WHAT YOU ARE ASKED TO DO: Search the records for the word "anche" and pick out every line that has it.

RECORDS SUPPLIED:
****************************************
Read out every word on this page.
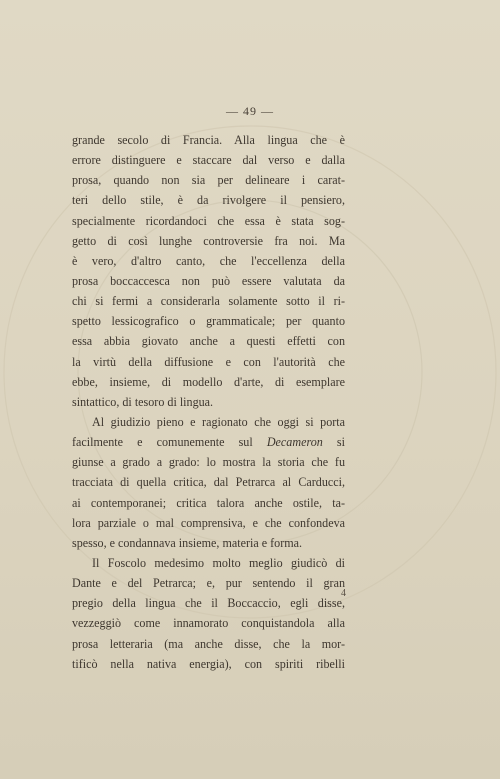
— 49 —
grande secolo di Francia. Alla lingua che è
errore distinguere e staccare dal verso e dalla
prosa, quando non sia per delineare i carat-
teri dello stile, è da rivolgere il pensiero,
specialmente ricordandoci che essa è stata sog-
getto di così lunghe controversie fra noi. Ma
è vero, d'altro canto, che l'eccellenza della
prosa boccaccesca non può essere valutata da
chi si fermi a considerarla solamente sotto il ri-
spetto lessicografico o grammaticale; per quanto
essa abbia giovato anche a questi effetti con
la virtù della diffusione e con l'autorità che
ebbe, insieme, di modello d'arte, di esemplare
sintattico, di tesoro di lingua.
Al giudizio pieno e ragionato che oggi si porta
facilmente e comunemente sul Decameron si
giunse a grado a grado: lo mostra la storia che fu
tracciata di quella critica, dal Petrarca al Carducci,
ai contemporanei; critica talora anche ostile, ta-
lora parziale o mal comprensiva, e che confondeva
spesso, e condannava insieme, materia e forma.
Il Foscolo medesimo molto meglio giudicò di
Dante e del Petrarca; e, pur sentendo il gran
pregio della lingua che il Boccaccio, egli disse,
vezzeggiò come innamorato conquistandola alla
prosa letteraria (ma anche disse, che la mor-
tificò nella nativa energia), con spiriti ribelli
4
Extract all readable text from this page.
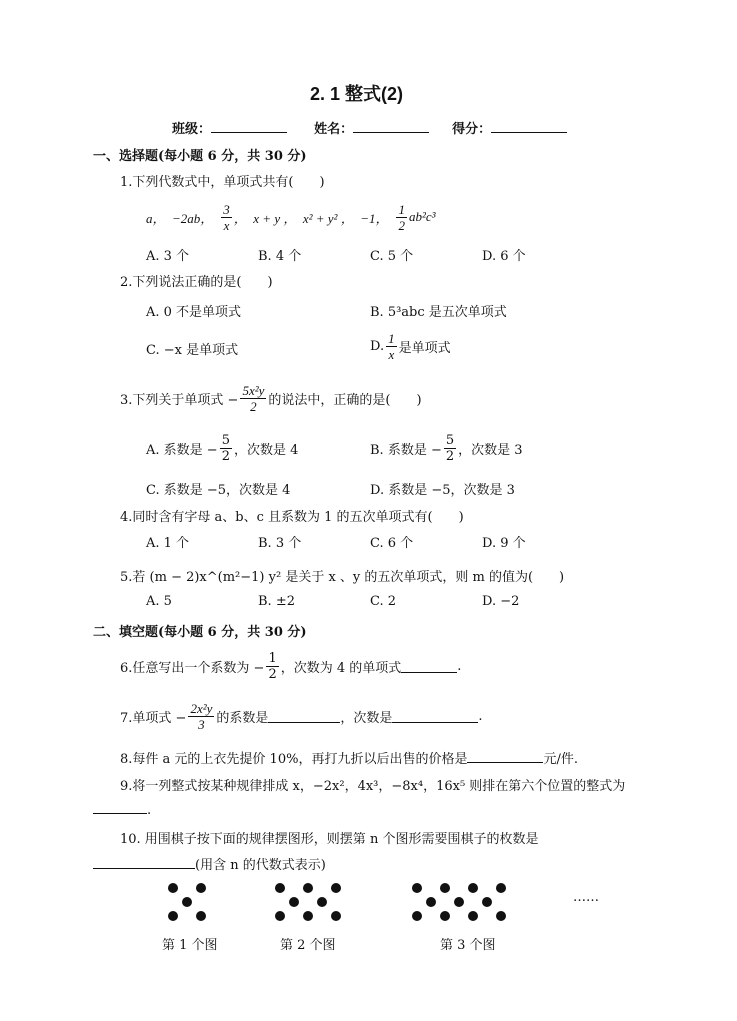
2. 1 整式(2)
班级：	姓名：	得分：
一、选择题(每小题 6 分，共 30 分)
1.下列代数式中，单项式共有(　　)
a，　−2ab， $\frac{3}{x}$ ，　x + y ，　x² + y² ，　−1， $\frac{1}{2} ab^2c^3$
A. 3 个	B. 4 个	C. 5 个	D. 6 个
2.下列说法正确的是(　　)
A. 0 不是单项式	B. 5³abc 是五次单项式
C. −x 是单项式	D. $\frac{1}{x}$ 是单项式
3.下列关于单项式 − $\frac{\text{5x²y}}{2}$ 的说法中，正确的是(　　)
A. 系数是 − $\frac{5}{2}$ ，次数是 4	B. 系数是 − $\frac{5}{2}$ ，次数是 3
C. 系数是 −5，次数是 4	D. 系数是 −5，次数是 3
4.同时含有字母 a、b、c 且系数为 1 的五次单项式有(　　)
A. 1 个	B. 3 个	C. 6 个	D. 9 个
5.若 (m − 2)x^(m²−1) y² 是关于 x 、y 的五次单项式，则 m 的值为(　　)
A. 5	B. ±2	C. 2	D. −2
二、填空题(每小题 6 分，共 30 分)
6.任意写出一个系数为 − $\frac{1}{2}$ ，次数为 4 的单项式	.
7.单项式 − $\frac{\text{2x²y}}{3}$ 的系数是	，次数是	.
8.每件 a 元的上衣先提价 10%，再打九折以后出售的价格是	元/件.
9.将一列整式按某种规律排成 x，−2x²，4x³，−8x⁴，16x⁵ 则排在第六个位置的整式为
.
10. 用围棋子按下面的规律摆图形，则摆第 n 个图形需要围棋子的枚数是
(用含 n 的代数式表示)
……
第 1 个图	第 2 个图	第 3 个图
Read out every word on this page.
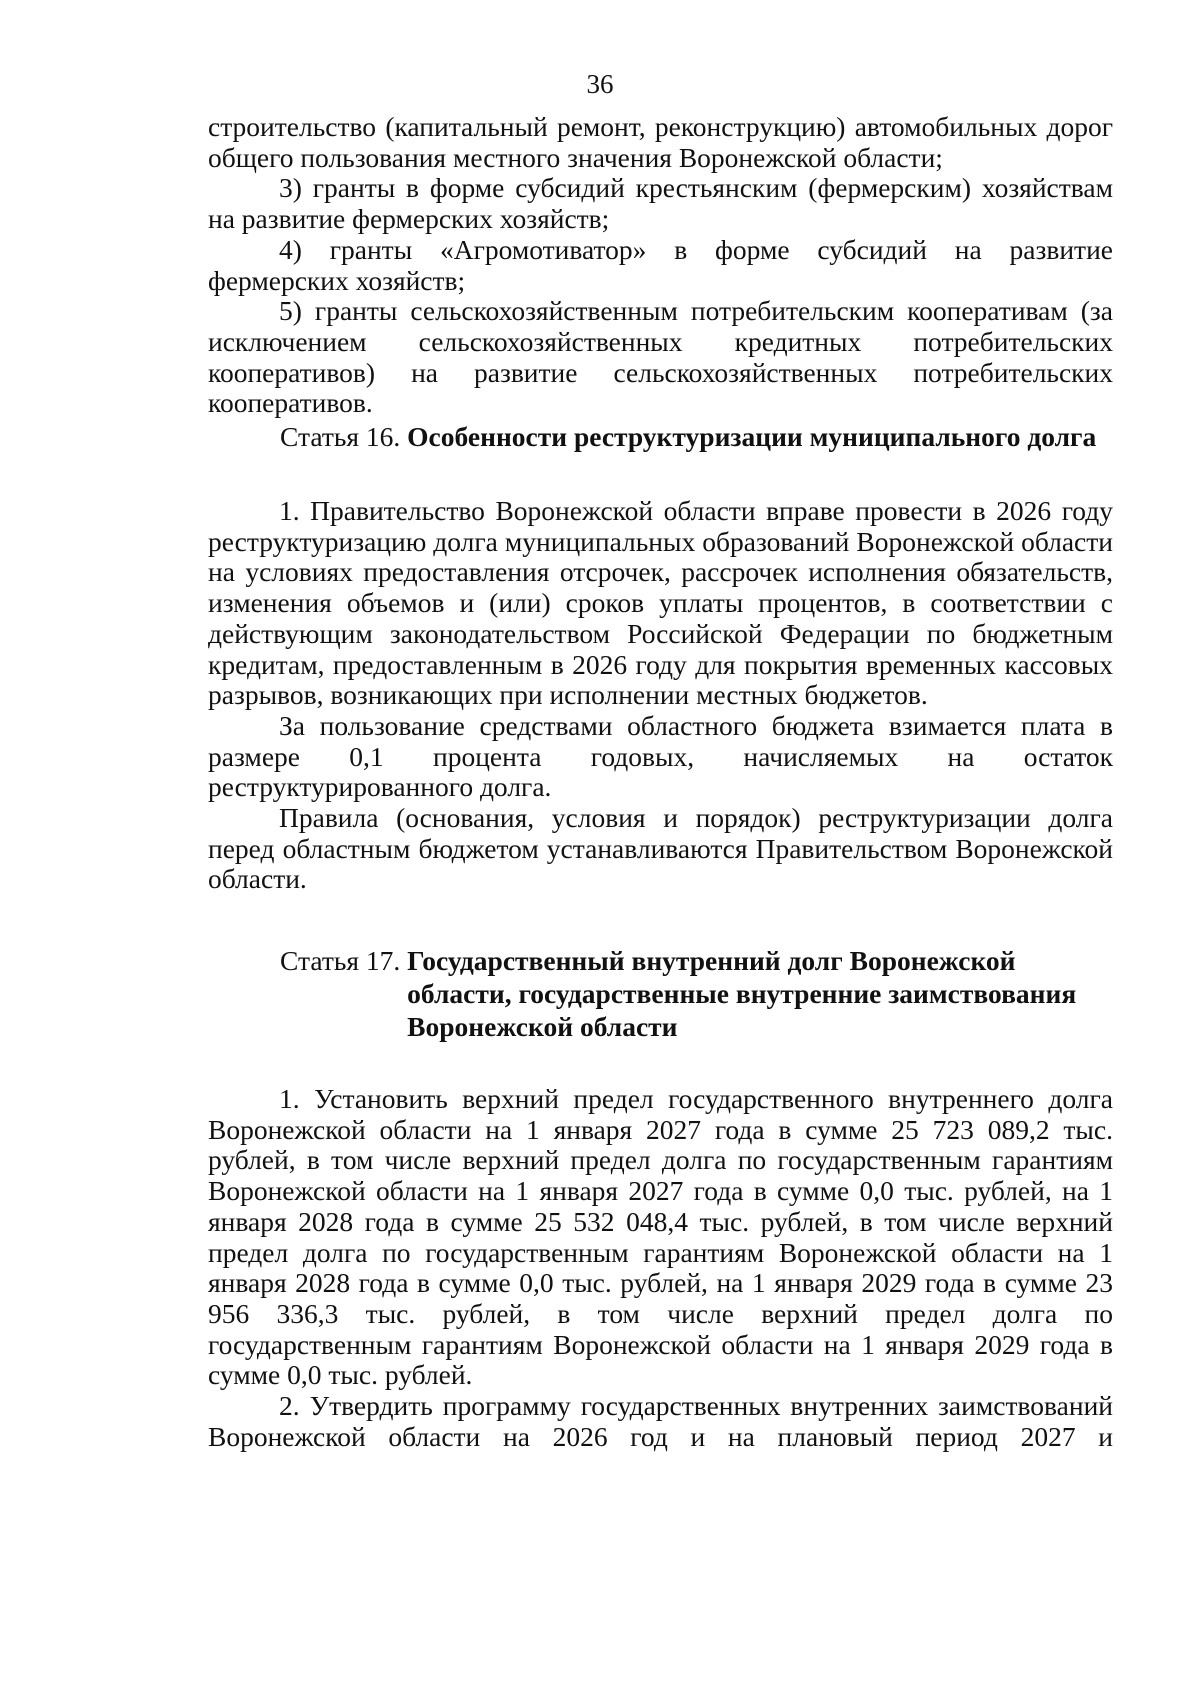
36

строительство (капитальный ремонт, реконструкцию) автомобильных дорог общего пользования местного значения Воронежской области;

3) гранты в форме субсидий крестьянским (фермерским) хозяйствам на развитие фермерских хозяйств;

4) гранты «Агромотиватор» в форме субсидий на развитие фермерских хозяйств;

5) гранты сельскохозяйственным потребительским кооперативам (за исключением сельскохозяйственных кредитных потребительских кооперативов) на развитие сельскохозяйственных потребительских кооперативов.

Статья 16. Особенности реструктуризации муниципального долга

1. Правительство Воронежской области вправе провести в 2026 году реструктуризацию долга муниципальных образований Воронежской области на условиях предоставления отсрочек, рассрочек исполнения обязательств, изменения объемов и (или) сроков уплаты процентов, в соответствии с действующим законодательством Российской Федерации по бюджетным кредитам, предоставленным в 2026 году для покрытия временных кассовых разрывов, возникающих при исполнении местных бюджетов.

За пользование средствами областного бюджета взимается плата в размере 0,1 процента годовых, начисляемых на остаток реструктурированного долга.

Правила (основания, условия и порядок) реструктуризации долга перед областным бюджетом устанавливаются Правительством Воронежской области.

Статья 17. Государственный внутренний долг Воронежской области, государственные внутренние заимствования Воронежской области

1. Установить верхний предел государственного внутреннего долга Воронежской области на 1 января 2027 года в сумме 25 723 089,2 тыс. рублей, в том числе верхний предел долга по государственным гарантиям Воронежской области на 1 января 2027 года в сумме 0,0 тыс. рублей, на 1 января 2028 года в сумме 25 532 048,4 тыс. рублей, в том числе верхний предел долга по государственным гарантиям Воронежской области на 1 января 2028 года в сумме 0,0 тыс. рублей, на 1 января 2029 года в сумме 23 956 336,3 тыс. рублей, в том числе верхний предел долга по государственным гарантиям Воронежской области на 1 января 2029 года в сумме 0,0 тыс. рублей.

2. Утвердить программу государственных внутренних заимствований Воронежской области на 2026 год и на плановый период 2027 и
****************************************
SOLUTION TO THE EXERCISE:
essa abbia giovato anche a questi effetti con
ai contemporanei; critica talora anche ostile, ta-
prosa letteraria (ma anche disse, che la mor-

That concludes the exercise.